What to do: In the entries below, find the lines that contain the word "address" and copy them.

Data supplied:
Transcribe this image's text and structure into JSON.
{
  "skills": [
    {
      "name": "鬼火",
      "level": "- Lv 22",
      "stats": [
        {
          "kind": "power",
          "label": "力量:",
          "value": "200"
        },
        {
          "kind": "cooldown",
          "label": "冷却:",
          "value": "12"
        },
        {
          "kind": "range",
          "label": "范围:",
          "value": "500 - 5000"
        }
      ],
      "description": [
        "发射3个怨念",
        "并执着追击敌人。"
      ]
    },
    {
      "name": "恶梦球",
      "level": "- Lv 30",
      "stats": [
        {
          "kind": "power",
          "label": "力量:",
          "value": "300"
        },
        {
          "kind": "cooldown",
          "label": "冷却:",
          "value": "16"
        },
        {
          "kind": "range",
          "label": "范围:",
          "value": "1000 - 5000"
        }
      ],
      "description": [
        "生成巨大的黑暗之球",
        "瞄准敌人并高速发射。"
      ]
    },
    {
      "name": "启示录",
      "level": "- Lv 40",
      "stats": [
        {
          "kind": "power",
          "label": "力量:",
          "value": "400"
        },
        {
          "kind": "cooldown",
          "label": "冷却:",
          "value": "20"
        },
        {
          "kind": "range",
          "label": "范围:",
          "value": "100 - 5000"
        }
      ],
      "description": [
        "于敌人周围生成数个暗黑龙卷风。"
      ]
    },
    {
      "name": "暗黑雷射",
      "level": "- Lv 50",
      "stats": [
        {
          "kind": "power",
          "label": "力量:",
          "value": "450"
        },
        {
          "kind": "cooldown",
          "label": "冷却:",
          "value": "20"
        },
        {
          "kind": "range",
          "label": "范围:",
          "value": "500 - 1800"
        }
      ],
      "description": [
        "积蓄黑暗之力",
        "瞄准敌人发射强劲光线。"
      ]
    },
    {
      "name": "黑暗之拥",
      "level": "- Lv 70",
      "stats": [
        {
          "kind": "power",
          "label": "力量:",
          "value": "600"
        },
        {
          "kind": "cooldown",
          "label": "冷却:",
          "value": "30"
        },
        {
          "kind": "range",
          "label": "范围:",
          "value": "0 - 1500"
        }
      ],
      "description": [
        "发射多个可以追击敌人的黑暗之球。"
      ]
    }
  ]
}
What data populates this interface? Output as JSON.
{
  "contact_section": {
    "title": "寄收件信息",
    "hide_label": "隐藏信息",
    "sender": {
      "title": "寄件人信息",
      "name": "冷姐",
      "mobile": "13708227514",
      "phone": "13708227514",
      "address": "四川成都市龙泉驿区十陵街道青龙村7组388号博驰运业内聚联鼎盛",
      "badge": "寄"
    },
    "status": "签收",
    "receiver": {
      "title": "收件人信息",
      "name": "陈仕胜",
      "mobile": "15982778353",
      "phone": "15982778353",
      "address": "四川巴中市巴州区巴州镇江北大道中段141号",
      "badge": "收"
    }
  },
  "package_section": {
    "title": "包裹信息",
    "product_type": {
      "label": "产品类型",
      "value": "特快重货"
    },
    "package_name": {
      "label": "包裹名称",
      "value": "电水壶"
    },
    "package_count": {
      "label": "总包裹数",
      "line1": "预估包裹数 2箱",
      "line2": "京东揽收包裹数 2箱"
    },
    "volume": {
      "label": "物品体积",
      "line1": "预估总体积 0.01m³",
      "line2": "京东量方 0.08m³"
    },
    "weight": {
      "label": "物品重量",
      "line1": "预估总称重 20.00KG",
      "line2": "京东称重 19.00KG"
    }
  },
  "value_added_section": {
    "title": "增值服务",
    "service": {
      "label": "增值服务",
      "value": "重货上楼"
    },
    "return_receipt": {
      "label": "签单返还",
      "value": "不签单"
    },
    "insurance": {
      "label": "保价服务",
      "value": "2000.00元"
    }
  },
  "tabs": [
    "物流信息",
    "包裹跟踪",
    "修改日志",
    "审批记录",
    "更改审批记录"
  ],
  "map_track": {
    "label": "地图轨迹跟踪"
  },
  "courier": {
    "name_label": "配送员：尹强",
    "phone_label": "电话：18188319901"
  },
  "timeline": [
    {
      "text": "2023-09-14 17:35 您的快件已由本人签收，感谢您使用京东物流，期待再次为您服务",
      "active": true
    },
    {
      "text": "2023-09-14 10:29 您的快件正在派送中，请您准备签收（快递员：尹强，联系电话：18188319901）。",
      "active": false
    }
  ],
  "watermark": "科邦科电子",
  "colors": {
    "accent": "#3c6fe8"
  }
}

The reply:
      "address": "四川成都市龙泉驿区十陵街道青龙村7组388号博驰运业内聚联鼎盛",
      "address": "四川巴中市巴州区巴州镇江北大道中段141号",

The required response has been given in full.